• **WHAT IS EXPECTED**: Reproduce all entries word for word.

• **THE INPUT**:
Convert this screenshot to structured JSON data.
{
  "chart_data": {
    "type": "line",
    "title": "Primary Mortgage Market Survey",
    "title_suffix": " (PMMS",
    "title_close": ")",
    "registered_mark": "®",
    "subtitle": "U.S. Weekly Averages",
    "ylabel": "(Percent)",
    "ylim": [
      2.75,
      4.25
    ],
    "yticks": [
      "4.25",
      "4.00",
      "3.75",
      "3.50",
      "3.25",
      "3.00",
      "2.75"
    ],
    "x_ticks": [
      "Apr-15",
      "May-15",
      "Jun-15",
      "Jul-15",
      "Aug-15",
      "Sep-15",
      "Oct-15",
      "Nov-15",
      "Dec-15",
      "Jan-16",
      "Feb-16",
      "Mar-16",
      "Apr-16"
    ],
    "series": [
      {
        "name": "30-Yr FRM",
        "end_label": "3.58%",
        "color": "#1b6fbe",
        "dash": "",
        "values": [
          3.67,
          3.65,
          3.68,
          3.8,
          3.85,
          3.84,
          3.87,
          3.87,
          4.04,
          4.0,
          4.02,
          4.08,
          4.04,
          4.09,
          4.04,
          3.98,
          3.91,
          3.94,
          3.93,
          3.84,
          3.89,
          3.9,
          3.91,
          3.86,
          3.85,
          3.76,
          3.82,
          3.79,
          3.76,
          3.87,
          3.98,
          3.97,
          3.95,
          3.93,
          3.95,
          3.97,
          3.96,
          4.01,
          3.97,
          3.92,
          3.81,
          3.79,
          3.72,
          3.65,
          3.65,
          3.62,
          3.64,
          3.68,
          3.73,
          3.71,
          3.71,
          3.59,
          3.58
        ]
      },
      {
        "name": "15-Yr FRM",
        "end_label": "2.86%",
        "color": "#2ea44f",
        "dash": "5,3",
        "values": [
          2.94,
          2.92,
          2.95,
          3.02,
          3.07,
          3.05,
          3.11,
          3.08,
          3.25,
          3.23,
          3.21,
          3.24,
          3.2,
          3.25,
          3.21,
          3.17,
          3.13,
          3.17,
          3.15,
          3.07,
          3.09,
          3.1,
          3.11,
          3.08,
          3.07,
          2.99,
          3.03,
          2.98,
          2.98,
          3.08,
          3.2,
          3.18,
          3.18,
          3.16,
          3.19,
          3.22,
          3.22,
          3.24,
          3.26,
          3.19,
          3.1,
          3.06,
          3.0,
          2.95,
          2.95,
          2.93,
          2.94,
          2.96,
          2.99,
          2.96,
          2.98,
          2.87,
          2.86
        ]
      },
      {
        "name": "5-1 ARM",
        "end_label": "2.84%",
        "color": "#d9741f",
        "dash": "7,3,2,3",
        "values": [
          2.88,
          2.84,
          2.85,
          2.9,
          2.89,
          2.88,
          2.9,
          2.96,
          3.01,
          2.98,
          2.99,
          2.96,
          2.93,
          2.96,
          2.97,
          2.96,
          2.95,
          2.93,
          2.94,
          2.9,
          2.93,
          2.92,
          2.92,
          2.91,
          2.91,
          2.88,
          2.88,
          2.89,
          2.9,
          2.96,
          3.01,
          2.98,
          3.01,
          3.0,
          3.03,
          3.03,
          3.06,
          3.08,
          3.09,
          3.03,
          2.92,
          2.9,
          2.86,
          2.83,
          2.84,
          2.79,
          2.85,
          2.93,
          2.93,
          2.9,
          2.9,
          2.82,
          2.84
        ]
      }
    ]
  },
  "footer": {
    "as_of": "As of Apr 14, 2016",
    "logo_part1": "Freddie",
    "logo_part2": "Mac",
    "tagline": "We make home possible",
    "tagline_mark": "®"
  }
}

• **OUTPUT OF THE TASK**:
Convert this screenshot to structured JSON data.
{
  "chart_data": {
    "type": "line",
    "title": "Primary Mortgage Market Survey",
    "title_suffix": " (PMMS",
    "title_close": ")",
    "registered_mark": "®",
    "subtitle": "U.S. Weekly Averages",
    "ylabel": "(Percent)",
    "ylim": [
      2.75,
      4.25
    ],
    "yticks": [
      "4.25",
      "4.00",
      "3.75",
      "3.50",
      "3.25",
      "3.00",
      "2.75"
    ],
    "x_ticks": [
      "Apr-15",
      "May-15",
      "Jun-15",
      "Jul-15",
      "Aug-15",
      "Sep-15",
      "Oct-15",
      "Nov-15",
      "Dec-15",
      "Jan-16",
      "Feb-16",
      "Mar-16",
      "Apr-16"
    ],
    "series": [
      {
        "name": "30-Yr FRM",
        "end_label": "3.58%",
        "color": "#1b6fbe",
        "dash": "",
        "values": [
          3.67,
          3.65,
          3.68,
          3.8,
          3.85,
          3.84,
          3.87,
          3.87,
          4.04,
          4.0,
          4.02,
          4.08,
          4.04,
          4.09,
          4.04,
          3.98,
          3.91,
          3.94,
          3.93,
          3.84,
          3.89,
          3.9,
          3.91,
          3.86,
          3.85,
          3.76,
          3.82,
          3.79,
          3.76,
          3.87,
          3.98,
          3.97,
          3.95,
          3.93,
          3.95,
          3.97,
          3.96,
          4.01,
          3.97,
          3.92,
          3.81,
          3.79,
          3.72,
          3.65,
          3.65,
          3.62,
          3.64,
          3.68,
          3.73,
          3.71,
          3.71,
          3.59,
          3.58
        ]
      },
      {
        "name": "15-Yr FRM",
        "end_label": "2.86%",
        "color": "#2ea44f",
        "dash": "5,3",
        "values": [
          2.94,
          2.92,
          2.95,
          3.02,
          3.07,
          3.05,
          3.11,
          3.08,
          3.25,
          3.23,
          3.21,
          3.24,
          3.2,
          3.25,
          3.21,
          3.17,
          3.13,
          3.17,
          3.15,
          3.07,
          3.09,
          3.1,
          3.11,
          3.08,
          3.07,
          2.99,
          3.03,
          2.98,
          2.98,
          3.08,
          3.2,
          3.18,
          3.18,
          3.16,
          3.19,
          3.22,
          3.22,
          3.24,
          3.26,
          3.19,
          3.1,
          3.06,
          3.0,
          2.95,
          2.95,
          2.93,
          2.94,
          2.96,
          2.99,
          2.96,
          2.98,
          2.87,
          2.86
        ]
      },
      {
        "name": "5-1 ARM",
        "end_label": "2.84%",
        "color": "#d9741f",
        "dash": "7,3,2,3",
        "values": [
          2.88,
          2.84,
          2.85,
          2.9,
          2.89,
          2.88,
          2.9,
          2.96,
          3.01,
          2.98,
          2.99,
          2.96,
          2.93,
          2.96,
          2.97,
          2.96,
          2.95,
          2.93,
          2.94,
          2.9,
          2.93,
          2.92,
          2.92,
          2.91,
          2.91,
          2.88,
          2.88,
          2.89,
          2.9,
          2.96,
          3.01,
          2.98,
          3.01,
          3.0,
          3.03,
          3.03,
          3.06,
          3.08,
          3.09,
          3.03,
          2.92,
          2.9,
          2.86,
          2.83,
          2.84,
          2.79,
          2.85,
          2.93,
          2.93,
          2.9,
          2.9,
          2.82,
          2.84
        ]
      }
    ]
  },
  "footer": {
    "as_of": "As of Apr 14, 2016",
    "logo_part1": "Freddie",
    "logo_part2": "Mac",
    "tagline": "We make home possible",
    "tagline_mark": "®"
  }
}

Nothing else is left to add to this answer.